**What the task asks**
The records underneath are to be repeated exactly, with the pictures left out.

>>>>

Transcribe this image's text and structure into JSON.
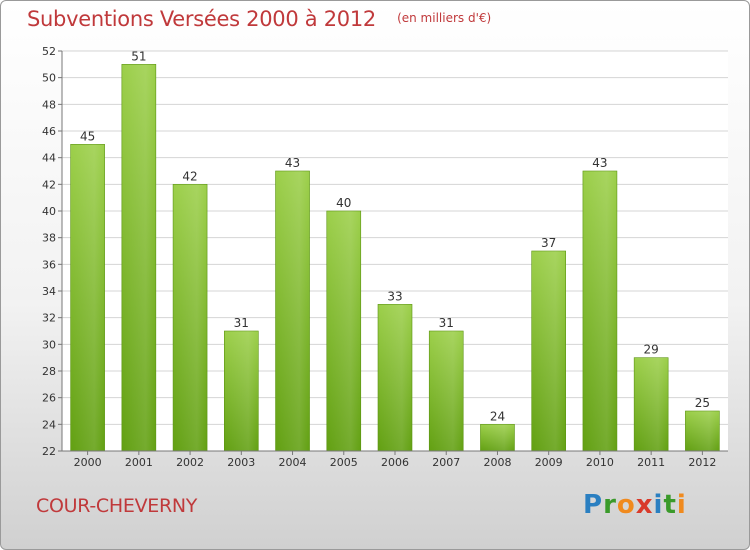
{
  "chart_data": {
    "type": "bar",
    "title": "Subventions Versées 2000 à 2012",
    "unit_note": "(en milliers d'€)",
    "categories": [
      "2000",
      "2001",
      "2002",
      "2003",
      "2004",
      "2005",
      "2006",
      "2007",
      "2008",
      "2009",
      "2010",
      "2011",
      "2012"
    ],
    "values": [
      45,
      51,
      42,
      31,
      43,
      40,
      33,
      31,
      24,
      37,
      43,
      29,
      25
    ],
    "ylim": [
      22,
      52
    ],
    "y_ticks": [
      22,
      24,
      26,
      28,
      30,
      32,
      34,
      36,
      38,
      40,
      42,
      44,
      46,
      48,
      50,
      52
    ],
    "xlabel": "",
    "ylabel": "",
    "grid": "horizontal",
    "bar_color": "#7dbb2e",
    "title_color": "#c0393b"
  },
  "footer": {
    "commune": "COUR-CHEVERNY",
    "logo_letters": [
      {
        "ch": "P",
        "color": "#2a7fc1"
      },
      {
        "ch": "r",
        "color": "#3a9a2a"
      },
      {
        "ch": "o",
        "color": "#f08a1e"
      },
      {
        "ch": "x",
        "color": "#d93a2a"
      },
      {
        "ch": "i",
        "color": "#2a7fc1"
      },
      {
        "ch": "t",
        "color": "#3a9a2a"
      },
      {
        "ch": "i",
        "color": "#f08a1e"
      }
    ]
  }
}
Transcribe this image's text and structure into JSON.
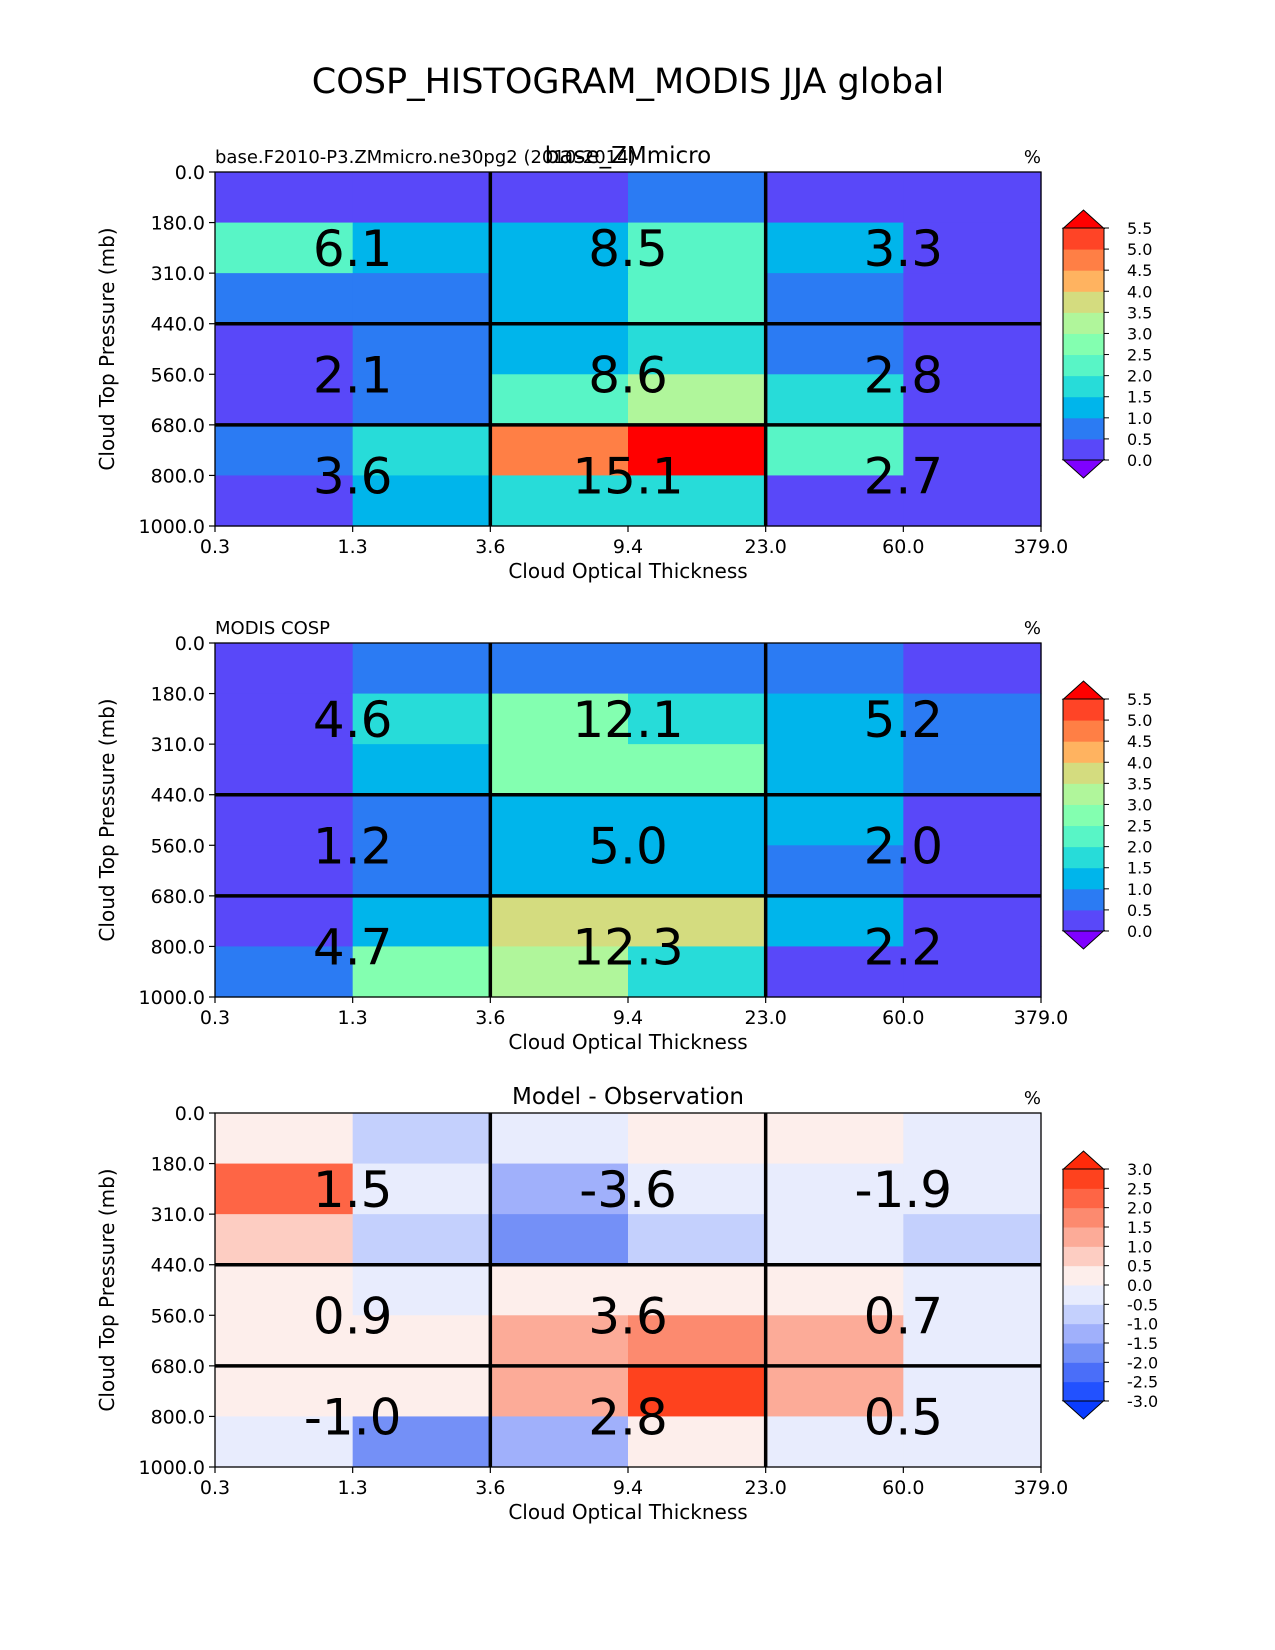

<<<<

**Solved problem**
Transcribe this image's text and structure into JSON.
{
  "chart_data": {
    "type": "bar",
    "title": "Subventions Versées 2000 à 2012",
    "unit_note": "(en milliers d'€)",
    "categories": [
      "2000",
      "2001",
      "2002",
      "2003",
      "2004",
      "2005",
      "2006",
      "2007",
      "2008",
      "2009",
      "2010",
      "2011",
      "2012"
    ],
    "values": [
      45,
      51,
      42,
      31,
      43,
      40,
      33,
      31,
      24,
      37,
      43,
      29,
      25
    ],
    "ylim": [
      22,
      52
    ],
    "y_ticks": [
      22,
      24,
      26,
      28,
      30,
      32,
      34,
      36,
      38,
      40,
      42,
      44,
      46,
      48,
      50,
      52
    ],
    "xlabel": "",
    "ylabel": "",
    "grid": "horizontal",
    "bar_color": "#7dbb2e",
    "title_color": "#c0393b"
  },
  "footer": {
    "commune": "COUR-CHEVERNY",
    "logo_letters": [
      {
        "ch": "P",
        "color": "#2a7fc1"
      },
      {
        "ch": "r",
        "color": "#3a9a2a"
      },
      {
        "ch": "o",
        "color": "#f08a1e"
      },
      {
        "ch": "x",
        "color": "#d93a2a"
      },
      {
        "ch": "i",
        "color": "#2a7fc1"
      },
      {
        "ch": "t",
        "color": "#3a9a2a"
      },
      {
        "ch": "i",
        "color": "#f08a1e"
      }
    ]
  }
}
Transcribe this image's text and structure into JSON.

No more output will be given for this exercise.